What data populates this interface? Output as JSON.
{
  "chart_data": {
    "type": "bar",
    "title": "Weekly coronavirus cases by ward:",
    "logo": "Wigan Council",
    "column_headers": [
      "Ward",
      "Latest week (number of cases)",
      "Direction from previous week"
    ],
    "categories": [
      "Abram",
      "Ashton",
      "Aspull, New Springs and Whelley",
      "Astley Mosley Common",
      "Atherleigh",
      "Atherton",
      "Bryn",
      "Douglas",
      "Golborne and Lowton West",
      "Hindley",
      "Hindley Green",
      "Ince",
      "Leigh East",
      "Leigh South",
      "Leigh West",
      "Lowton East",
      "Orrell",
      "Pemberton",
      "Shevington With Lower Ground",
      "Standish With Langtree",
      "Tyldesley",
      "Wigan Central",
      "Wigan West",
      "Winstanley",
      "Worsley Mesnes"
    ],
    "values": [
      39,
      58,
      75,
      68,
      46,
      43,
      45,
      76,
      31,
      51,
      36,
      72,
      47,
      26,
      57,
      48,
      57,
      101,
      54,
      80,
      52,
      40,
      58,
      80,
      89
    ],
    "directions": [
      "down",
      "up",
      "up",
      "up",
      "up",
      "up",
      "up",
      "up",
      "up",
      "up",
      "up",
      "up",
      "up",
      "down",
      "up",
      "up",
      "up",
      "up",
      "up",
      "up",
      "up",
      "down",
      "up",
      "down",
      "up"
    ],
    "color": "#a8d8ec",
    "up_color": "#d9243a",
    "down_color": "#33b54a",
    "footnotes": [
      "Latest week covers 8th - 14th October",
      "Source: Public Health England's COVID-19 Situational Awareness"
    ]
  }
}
※ ※ ※
§ Work to complete: Report each line in the preceding entries that holds the string "Wigan".

§ Exercise response:
    "logo": "Wigan Council",
      "Wigan Central",
      "Wigan West",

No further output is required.